DO THIS: Set out the listing as a numbered list, starting from its first line and ending with the line containing "nachos-toppings-line: Haggis, spicy", and omit any blank lines.

————————

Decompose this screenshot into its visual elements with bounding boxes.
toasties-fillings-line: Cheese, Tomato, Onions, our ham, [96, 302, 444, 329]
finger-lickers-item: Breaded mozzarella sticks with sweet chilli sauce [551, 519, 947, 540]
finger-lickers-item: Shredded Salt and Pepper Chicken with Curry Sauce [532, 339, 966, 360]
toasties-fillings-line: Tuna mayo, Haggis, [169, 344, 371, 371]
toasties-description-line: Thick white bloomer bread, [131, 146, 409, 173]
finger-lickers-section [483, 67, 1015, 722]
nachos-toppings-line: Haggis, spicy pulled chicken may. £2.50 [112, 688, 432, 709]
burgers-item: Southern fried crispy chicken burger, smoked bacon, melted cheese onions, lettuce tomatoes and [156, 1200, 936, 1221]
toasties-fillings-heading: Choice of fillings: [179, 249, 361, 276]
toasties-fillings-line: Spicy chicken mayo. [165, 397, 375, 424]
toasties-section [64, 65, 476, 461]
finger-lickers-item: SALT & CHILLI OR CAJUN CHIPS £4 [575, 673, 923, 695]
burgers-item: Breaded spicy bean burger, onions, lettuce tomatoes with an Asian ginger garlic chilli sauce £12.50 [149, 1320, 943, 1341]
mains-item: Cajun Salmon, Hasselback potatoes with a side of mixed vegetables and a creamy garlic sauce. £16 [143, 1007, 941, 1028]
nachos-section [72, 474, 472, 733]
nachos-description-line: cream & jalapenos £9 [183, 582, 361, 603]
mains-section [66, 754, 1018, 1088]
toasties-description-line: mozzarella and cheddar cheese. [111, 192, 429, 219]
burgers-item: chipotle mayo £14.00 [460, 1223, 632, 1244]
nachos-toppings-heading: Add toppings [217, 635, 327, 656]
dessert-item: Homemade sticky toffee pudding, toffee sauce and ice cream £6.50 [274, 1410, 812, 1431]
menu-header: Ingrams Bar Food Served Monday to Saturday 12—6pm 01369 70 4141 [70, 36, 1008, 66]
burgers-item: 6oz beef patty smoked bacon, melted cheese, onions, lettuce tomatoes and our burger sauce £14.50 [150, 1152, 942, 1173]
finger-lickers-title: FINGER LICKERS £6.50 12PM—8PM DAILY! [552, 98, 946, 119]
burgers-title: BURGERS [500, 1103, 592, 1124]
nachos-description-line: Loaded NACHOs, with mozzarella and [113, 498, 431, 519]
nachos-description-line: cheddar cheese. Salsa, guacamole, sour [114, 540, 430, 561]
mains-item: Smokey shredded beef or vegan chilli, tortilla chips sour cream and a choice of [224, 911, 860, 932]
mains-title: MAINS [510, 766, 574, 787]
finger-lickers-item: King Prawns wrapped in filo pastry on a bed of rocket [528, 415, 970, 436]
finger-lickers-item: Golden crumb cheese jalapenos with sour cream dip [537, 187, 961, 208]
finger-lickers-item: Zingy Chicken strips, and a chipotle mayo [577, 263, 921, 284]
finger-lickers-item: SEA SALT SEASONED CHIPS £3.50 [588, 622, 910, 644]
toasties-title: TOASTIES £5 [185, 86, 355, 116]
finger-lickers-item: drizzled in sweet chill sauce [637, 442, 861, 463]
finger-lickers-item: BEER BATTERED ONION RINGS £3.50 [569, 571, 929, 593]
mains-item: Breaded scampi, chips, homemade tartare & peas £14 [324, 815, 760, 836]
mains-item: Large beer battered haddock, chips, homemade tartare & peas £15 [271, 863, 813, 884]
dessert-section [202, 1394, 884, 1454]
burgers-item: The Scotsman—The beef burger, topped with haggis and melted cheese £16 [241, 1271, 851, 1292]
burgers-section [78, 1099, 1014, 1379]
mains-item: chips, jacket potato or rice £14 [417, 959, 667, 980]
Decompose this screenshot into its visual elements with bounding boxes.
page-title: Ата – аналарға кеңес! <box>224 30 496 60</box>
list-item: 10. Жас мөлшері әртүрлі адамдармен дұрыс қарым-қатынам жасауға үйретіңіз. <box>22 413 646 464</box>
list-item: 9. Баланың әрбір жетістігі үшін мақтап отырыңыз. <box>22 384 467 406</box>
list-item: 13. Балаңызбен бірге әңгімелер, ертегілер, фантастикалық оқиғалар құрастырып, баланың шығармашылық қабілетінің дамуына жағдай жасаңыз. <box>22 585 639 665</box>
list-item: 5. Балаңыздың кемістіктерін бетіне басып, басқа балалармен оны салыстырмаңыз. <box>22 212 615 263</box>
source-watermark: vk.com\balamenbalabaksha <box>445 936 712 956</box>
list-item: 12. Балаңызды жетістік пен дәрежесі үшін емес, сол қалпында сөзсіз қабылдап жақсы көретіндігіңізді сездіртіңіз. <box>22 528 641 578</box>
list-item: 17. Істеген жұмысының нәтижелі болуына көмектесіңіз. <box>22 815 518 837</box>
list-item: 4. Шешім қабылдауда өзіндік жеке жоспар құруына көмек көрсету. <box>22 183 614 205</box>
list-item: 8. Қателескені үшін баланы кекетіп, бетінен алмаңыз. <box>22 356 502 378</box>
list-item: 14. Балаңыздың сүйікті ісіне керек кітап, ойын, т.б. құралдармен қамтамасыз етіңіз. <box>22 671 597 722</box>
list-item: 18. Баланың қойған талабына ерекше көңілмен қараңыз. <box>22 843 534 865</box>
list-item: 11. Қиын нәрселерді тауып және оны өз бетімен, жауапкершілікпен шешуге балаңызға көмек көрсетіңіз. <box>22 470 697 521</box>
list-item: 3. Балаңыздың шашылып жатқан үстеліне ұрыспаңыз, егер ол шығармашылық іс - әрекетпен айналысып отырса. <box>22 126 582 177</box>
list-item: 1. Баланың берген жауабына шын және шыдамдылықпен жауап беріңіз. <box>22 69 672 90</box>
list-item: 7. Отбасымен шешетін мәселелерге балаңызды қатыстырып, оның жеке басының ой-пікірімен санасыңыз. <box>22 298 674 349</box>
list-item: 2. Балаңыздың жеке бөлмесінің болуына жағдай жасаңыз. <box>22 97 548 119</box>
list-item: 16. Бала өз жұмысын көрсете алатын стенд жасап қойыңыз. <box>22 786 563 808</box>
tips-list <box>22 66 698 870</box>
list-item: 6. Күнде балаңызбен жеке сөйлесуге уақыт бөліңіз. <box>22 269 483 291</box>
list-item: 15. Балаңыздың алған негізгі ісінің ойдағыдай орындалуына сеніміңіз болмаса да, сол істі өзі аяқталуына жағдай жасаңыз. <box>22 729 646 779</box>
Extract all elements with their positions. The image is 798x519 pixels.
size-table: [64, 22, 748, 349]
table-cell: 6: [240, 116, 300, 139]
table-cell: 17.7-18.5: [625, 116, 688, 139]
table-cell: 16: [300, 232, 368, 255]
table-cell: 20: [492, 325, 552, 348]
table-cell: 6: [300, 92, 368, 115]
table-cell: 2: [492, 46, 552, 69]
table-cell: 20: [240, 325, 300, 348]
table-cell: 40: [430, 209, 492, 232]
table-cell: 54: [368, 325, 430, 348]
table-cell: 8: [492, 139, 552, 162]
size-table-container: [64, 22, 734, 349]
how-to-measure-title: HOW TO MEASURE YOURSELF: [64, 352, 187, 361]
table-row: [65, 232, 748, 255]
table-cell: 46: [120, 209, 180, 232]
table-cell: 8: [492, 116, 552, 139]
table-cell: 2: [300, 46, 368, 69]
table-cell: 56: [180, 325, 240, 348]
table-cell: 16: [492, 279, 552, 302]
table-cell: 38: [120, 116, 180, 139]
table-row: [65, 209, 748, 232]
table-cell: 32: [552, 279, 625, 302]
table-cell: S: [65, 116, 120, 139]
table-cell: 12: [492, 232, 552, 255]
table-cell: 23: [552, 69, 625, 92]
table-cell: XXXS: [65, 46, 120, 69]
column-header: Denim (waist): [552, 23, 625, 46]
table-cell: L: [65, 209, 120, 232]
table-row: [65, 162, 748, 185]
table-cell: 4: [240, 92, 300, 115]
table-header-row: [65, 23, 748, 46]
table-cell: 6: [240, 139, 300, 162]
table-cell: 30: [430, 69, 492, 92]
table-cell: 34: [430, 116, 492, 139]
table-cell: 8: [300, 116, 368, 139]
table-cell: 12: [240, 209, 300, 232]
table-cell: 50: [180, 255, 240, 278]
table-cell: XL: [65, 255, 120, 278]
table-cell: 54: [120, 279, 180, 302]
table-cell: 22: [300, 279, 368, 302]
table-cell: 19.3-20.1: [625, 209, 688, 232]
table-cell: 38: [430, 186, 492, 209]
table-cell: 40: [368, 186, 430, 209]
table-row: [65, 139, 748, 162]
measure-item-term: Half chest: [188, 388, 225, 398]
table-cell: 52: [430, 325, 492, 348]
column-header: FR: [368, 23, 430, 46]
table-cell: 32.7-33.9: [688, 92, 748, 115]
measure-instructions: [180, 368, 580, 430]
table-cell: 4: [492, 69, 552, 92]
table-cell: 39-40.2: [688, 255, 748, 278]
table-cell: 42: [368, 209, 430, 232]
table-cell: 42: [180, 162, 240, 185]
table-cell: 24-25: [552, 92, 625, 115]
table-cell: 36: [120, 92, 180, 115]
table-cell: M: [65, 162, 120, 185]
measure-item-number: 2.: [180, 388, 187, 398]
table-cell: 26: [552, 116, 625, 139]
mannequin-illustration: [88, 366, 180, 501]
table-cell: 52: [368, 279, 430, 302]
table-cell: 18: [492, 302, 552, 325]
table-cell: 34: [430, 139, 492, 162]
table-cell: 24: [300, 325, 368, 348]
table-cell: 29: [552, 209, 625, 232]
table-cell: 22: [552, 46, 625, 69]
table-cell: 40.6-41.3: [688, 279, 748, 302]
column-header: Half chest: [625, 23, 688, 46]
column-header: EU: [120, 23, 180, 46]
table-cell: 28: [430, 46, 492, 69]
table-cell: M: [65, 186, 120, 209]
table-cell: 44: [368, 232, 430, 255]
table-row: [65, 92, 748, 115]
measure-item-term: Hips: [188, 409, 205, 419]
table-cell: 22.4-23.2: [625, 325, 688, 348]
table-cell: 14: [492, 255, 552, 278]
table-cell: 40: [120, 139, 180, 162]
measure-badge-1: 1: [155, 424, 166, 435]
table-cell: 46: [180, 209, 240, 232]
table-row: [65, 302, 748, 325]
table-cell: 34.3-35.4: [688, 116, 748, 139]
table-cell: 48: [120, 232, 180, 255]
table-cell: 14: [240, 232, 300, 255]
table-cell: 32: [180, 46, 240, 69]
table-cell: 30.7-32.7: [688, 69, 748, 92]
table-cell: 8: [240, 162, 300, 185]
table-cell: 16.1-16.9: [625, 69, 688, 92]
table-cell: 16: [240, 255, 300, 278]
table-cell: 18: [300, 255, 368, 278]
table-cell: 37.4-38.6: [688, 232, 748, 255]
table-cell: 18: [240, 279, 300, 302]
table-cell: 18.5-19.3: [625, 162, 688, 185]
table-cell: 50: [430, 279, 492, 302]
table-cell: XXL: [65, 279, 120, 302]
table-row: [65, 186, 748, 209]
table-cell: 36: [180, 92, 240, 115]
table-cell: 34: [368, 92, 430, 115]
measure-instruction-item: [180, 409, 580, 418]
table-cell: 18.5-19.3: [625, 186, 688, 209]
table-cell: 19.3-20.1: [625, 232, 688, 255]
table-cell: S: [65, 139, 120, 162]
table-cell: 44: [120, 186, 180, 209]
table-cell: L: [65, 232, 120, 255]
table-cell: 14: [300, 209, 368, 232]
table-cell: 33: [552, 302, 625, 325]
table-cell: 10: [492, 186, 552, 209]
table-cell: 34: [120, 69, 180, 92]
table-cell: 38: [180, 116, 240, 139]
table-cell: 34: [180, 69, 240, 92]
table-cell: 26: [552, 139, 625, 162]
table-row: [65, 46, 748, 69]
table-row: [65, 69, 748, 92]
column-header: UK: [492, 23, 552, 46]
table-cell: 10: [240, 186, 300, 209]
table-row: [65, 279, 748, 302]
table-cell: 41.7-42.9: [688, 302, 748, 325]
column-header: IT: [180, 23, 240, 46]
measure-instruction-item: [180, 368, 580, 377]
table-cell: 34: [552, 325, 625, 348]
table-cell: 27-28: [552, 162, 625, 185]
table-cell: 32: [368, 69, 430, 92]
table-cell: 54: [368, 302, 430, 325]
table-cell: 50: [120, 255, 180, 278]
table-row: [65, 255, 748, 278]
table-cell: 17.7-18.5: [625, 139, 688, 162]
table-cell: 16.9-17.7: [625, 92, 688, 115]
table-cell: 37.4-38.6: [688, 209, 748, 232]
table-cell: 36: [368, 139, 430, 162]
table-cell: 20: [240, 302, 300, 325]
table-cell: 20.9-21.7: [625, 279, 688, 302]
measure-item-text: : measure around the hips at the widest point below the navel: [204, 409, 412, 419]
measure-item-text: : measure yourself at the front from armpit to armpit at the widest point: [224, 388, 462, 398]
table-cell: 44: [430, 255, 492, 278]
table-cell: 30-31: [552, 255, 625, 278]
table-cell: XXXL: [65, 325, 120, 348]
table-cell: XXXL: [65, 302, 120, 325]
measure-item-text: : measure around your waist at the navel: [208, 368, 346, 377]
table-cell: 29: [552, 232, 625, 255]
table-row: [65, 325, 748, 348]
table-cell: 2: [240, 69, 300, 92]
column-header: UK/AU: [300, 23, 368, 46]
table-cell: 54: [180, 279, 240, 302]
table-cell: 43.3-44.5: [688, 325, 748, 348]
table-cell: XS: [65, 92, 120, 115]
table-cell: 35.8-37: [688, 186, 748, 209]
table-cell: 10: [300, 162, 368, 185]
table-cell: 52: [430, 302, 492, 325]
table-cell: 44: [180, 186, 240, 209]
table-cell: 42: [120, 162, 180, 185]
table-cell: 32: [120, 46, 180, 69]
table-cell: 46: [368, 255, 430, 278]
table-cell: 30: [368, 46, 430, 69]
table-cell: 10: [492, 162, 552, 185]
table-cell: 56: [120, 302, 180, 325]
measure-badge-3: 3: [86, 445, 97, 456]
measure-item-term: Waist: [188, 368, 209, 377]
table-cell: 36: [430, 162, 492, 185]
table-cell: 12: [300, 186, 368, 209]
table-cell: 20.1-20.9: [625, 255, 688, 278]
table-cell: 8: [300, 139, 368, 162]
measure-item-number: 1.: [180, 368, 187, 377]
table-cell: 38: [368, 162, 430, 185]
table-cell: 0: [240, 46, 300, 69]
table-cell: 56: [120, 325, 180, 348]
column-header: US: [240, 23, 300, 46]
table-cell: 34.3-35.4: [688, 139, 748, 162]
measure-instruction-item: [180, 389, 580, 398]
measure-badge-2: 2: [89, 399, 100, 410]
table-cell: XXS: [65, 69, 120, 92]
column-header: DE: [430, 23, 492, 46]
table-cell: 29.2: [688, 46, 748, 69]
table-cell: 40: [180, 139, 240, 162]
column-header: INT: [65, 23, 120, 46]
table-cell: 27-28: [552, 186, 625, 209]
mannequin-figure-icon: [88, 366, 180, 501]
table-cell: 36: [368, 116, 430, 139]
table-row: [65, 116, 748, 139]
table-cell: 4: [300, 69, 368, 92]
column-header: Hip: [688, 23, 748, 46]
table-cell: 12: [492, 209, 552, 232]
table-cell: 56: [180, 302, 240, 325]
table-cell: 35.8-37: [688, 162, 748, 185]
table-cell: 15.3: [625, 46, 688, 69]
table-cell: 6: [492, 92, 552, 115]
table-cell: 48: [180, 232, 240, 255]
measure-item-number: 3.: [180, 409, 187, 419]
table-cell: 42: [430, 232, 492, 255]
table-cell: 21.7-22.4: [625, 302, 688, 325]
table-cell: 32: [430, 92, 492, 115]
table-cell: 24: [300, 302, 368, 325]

————————

TASK ANSWER:
1. Decompose this screenshot into its visual elements with bounding boxes.
2. toasties-fillings-line: Cheese, Tomato, Onions, our ham, [96, 302, 444, 329]
3. finger-lickers-item: Breaded mozzarella sticks with sweet chilli sauce [551, 519, 947, 540]
4. finger-lickers-item: Shredded Salt and Pepper Chicken with Curry Sauce [532, 339, 966, 360]
5. toasties-fillings-line: Tuna mayo, Haggis, [169, 344, 371, 371]
6. toasties-description-line: Thick white bloomer bread, [131, 146, 409, 173]
7. finger-lickers-section [483, 67, 1015, 722]
8. nachos-toppings-line: Haggis, spicy pulled chicken may. £2.50 [112, 688, 432, 709]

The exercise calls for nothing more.